Goal: In full and without deviation, write out the entries that follow.

Dataset entries on figures
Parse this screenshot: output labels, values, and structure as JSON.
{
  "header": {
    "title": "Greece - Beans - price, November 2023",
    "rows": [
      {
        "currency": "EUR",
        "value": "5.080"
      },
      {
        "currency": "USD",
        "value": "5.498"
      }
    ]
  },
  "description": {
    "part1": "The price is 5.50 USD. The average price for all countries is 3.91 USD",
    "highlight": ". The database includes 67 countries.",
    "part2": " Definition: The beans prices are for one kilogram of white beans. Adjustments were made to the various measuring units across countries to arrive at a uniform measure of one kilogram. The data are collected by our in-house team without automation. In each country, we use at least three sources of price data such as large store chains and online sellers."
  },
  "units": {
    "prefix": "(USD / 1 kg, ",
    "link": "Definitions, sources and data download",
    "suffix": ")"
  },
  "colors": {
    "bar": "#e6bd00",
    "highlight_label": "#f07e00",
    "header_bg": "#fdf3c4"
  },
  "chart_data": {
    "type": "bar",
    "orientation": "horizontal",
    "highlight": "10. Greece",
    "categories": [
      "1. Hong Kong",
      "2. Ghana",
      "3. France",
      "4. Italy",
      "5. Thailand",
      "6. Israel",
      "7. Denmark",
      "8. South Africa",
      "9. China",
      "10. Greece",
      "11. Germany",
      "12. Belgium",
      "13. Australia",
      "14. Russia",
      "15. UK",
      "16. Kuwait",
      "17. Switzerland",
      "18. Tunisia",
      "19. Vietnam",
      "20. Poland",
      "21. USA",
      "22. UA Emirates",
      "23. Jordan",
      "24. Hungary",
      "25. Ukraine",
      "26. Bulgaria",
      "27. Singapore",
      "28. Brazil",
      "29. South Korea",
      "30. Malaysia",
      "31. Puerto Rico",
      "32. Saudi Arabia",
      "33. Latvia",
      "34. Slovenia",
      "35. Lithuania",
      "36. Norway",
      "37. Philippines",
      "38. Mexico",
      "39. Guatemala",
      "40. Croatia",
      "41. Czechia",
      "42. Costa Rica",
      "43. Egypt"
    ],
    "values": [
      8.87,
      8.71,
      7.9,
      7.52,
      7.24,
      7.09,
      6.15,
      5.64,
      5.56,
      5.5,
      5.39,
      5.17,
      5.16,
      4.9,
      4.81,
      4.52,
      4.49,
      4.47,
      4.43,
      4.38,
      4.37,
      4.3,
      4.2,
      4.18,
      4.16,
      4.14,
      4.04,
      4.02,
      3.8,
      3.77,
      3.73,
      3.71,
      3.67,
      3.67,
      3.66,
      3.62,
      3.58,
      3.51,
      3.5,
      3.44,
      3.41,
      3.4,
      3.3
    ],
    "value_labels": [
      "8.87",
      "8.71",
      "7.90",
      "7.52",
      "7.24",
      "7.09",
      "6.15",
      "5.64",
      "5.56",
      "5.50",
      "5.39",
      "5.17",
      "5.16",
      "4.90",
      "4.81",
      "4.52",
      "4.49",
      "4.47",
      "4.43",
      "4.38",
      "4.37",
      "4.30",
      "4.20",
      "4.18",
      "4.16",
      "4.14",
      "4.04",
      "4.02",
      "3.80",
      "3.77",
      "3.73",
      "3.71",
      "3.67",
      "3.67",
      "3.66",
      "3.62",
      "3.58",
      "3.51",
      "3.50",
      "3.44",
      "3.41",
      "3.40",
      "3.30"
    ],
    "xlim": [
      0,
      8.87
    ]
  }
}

Task result:
Parse this screenshot: output labels, values, and structure as JSON.
{
  "header": {
    "title": "Greece - Beans - price, November 2023",
    "rows": [
      {
        "currency": "EUR",
        "value": "5.080"
      },
      {
        "currency": "USD",
        "value": "5.498"
      }
    ]
  },
  "description": {
    "part1": "The price is 5.50 USD. The average price for all countries is 3.91 USD",
    "highlight": ". The database includes 67 countries.",
    "part2": " Definition: The beans prices are for one kilogram of white beans. Adjustments were made to the various measuring units across countries to arrive at a uniform measure of one kilogram. The data are collected by our in-house team without automation. In each country, we use at least three sources of price data such as large store chains and online sellers."
  },
  "units": {
    "prefix": "(USD / 1 kg, ",
    "link": "Definitions, sources and data download",
    "suffix": ")"
  },
  "colors": {
    "bar": "#e6bd00",
    "highlight_label": "#f07e00",
    "header_bg": "#fdf3c4"
  },
  "chart_data": {
    "type": "bar",
    "orientation": "horizontal",
    "highlight": "10. Greece",
    "categories": [
      "1. Hong Kong",
      "2. Ghana",
      "3. France",
      "4. Italy",
      "5. Thailand",
      "6. Israel",
      "7. Denmark",
      "8. South Africa",
      "9. China",
      "10. Greece",
      "11. Germany",
      "12. Belgium",
      "13. Australia",
      "14. Russia",
      "15. UK",
      "16. Kuwait",
      "17. Switzerland",
      "18. Tunisia",
      "19. Vietnam",
      "20. Poland",
      "21. USA",
      "22. UA Emirates",
      "23. Jordan",
      "24. Hungary",
      "25. Ukraine",
      "26. Bulgaria",
      "27. Singapore",
      "28. Brazil",
      "29. South Korea",
      "30. Malaysia",
      "31. Puerto Rico",
      "32. Saudi Arabia",
      "33. Latvia",
      "34. Slovenia",
      "35. Lithuania",
      "36. Norway",
      "37. Philippines",
      "38. Mexico",
      "39. Guatemala",
      "40. Croatia",
      "41. Czechia",
      "42. Costa Rica",
      "43. Egypt"
    ],
    "values": [
      8.87,
      8.71,
      7.9,
      7.52,
      7.24,
      7.09,
      6.15,
      5.64,
      5.56,
      5.5,
      5.39,
      5.17,
      5.16,
      4.9,
      4.81,
      4.52,
      4.49,
      4.47,
      4.43,
      4.38,
      4.37,
      4.3,
      4.2,
      4.18,
      4.16,
      4.14,
      4.04,
      4.02,
      3.8,
      3.77,
      3.73,
      3.71,
      3.67,
      3.67,
      3.66,
      3.62,
      3.58,
      3.51,
      3.5,
      3.44,
      3.41,
      3.4,
      3.3
    ],
    "value_labels": [
      "8.87",
      "8.71",
      "7.90",
      "7.52",
      "7.24",
      "7.09",
      "6.15",
      "5.64",
      "5.56",
      "5.50",
      "5.39",
      "5.17",
      "5.16",
      "4.90",
      "4.81",
      "4.52",
      "4.49",
      "4.47",
      "4.43",
      "4.38",
      "4.37",
      "4.30",
      "4.20",
      "4.18",
      "4.16",
      "4.14",
      "4.04",
      "4.02",
      "3.80",
      "3.77",
      "3.73",
      "3.71",
      "3.67",
      "3.67",
      "3.66",
      "3.62",
      "3.58",
      "3.51",
      "3.50",
      "3.44",
      "3.41",
      "3.40",
      "3.30"
    ],
    "xlim": [
      0,
      8.87
    ]
  }
}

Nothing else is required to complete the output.